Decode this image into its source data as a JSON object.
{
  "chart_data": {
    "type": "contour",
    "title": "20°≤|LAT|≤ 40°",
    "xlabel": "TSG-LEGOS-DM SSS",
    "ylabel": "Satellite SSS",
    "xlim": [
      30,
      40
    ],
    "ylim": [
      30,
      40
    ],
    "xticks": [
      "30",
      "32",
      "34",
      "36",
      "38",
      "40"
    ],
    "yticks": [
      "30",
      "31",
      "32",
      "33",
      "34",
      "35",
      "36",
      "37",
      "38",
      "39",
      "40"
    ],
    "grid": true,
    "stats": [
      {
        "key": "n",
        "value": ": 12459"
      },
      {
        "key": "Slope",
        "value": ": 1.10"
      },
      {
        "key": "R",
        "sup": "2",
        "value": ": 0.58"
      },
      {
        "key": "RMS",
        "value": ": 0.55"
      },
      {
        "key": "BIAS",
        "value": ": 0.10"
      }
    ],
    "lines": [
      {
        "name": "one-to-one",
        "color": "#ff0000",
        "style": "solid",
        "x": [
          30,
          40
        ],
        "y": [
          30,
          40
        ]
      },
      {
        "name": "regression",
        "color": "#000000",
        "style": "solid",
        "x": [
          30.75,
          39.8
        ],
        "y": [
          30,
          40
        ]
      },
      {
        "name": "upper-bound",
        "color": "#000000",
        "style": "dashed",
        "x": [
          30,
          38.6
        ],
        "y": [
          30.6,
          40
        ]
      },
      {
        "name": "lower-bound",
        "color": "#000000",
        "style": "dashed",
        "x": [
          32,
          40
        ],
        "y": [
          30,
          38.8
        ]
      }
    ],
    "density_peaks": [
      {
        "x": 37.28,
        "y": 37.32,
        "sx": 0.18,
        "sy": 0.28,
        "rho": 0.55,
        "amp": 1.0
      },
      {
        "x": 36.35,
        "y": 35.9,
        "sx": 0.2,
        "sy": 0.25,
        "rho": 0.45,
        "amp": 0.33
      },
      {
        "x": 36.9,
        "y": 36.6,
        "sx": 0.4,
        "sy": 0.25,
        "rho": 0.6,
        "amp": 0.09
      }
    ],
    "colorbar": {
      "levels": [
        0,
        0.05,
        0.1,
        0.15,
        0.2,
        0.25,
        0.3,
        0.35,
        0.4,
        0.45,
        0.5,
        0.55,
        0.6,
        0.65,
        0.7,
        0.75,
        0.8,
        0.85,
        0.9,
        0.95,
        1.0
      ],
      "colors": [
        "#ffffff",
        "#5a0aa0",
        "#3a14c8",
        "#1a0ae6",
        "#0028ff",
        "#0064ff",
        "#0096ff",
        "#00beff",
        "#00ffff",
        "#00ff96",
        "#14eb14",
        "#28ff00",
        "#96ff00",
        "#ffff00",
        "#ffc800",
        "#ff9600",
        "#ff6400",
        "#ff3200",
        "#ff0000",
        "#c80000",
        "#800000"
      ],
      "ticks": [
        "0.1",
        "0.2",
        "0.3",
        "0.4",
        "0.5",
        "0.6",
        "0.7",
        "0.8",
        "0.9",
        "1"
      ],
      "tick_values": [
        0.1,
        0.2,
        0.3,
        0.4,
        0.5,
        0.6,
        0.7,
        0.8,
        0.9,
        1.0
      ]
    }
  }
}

* * *

Print the listing above in full, exactly as it is.

[Task answer]
Decode this image into its source data as a JSON object.
{
  "chart_data": {
    "type": "contour",
    "title": "20°≤|LAT|≤ 40°",
    "xlabel": "TSG-LEGOS-DM SSS",
    "ylabel": "Satellite SSS",
    "xlim": [
      30,
      40
    ],
    "ylim": [
      30,
      40
    ],
    "xticks": [
      "30",
      "32",
      "34",
      "36",
      "38",
      "40"
    ],
    "yticks": [
      "30",
      "31",
      "32",
      "33",
      "34",
      "35",
      "36",
      "37",
      "38",
      "39",
      "40"
    ],
    "grid": true,
    "stats": [
      {
        "key": "n",
        "value": ": 12459"
      },
      {
        "key": "Slope",
        "value": ": 1.10"
      },
      {
        "key": "R",
        "sup": "2",
        "value": ": 0.58"
      },
      {
        "key": "RMS",
        "value": ": 0.55"
      },
      {
        "key": "BIAS",
        "value": ": 0.10"
      }
    ],
    "lines": [
      {
        "name": "one-to-one",
        "color": "#ff0000",
        "style": "solid",
        "x": [
          30,
          40
        ],
        "y": [
          30,
          40
        ]
      },
      {
        "name": "regression",
        "color": "#000000",
        "style": "solid",
        "x": [
          30.75,
          39.8
        ],
        "y": [
          30,
          40
        ]
      },
      {
        "name": "upper-bound",
        "color": "#000000",
        "style": "dashed",
        "x": [
          30,
          38.6
        ],
        "y": [
          30.6,
          40
        ]
      },
      {
        "name": "lower-bound",
        "color": "#000000",
        "style": "dashed",
        "x": [
          32,
          40
        ],
        "y": [
          30,
          38.8
        ]
      }
    ],
    "density_peaks": [
      {
        "x": 37.28,
        "y": 37.32,
        "sx": 0.18,
        "sy": 0.28,
        "rho": 0.55,
        "amp": 1.0
      },
      {
        "x": 36.35,
        "y": 35.9,
        "sx": 0.2,
        "sy": 0.25,
        "rho": 0.45,
        "amp": 0.33
      },
      {
        "x": 36.9,
        "y": 36.6,
        "sx": 0.4,
        "sy": 0.25,
        "rho": 0.6,
        "amp": 0.09
      }
    ],
    "colorbar": {
      "levels": [
        0,
        0.05,
        0.1,
        0.15,
        0.2,
        0.25,
        0.3,
        0.35,
        0.4,
        0.45,
        0.5,
        0.55,
        0.6,
        0.65,
        0.7,
        0.75,
        0.8,
        0.85,
        0.9,
        0.95,
        1.0
      ],
      "colors": [
        "#ffffff",
        "#5a0aa0",
        "#3a14c8",
        "#1a0ae6",
        "#0028ff",
        "#0064ff",
        "#0096ff",
        "#00beff",
        "#00ffff",
        "#00ff96",
        "#14eb14",
        "#28ff00",
        "#96ff00",
        "#ffff00",
        "#ffc800",
        "#ff9600",
        "#ff6400",
        "#ff3200",
        "#ff0000",
        "#c80000",
        "#800000"
      ],
      "ticks": [
        "0.1",
        "0.2",
        "0.3",
        "0.4",
        "0.5",
        "0.6",
        "0.7",
        "0.8",
        "0.9",
        "1"
      ],
      "tick_values": [
        0.1,
        0.2,
        0.3,
        0.4,
        0.5,
        0.6,
        0.7,
        0.8,
        0.9,
        1.0
      ]
    }
  }
}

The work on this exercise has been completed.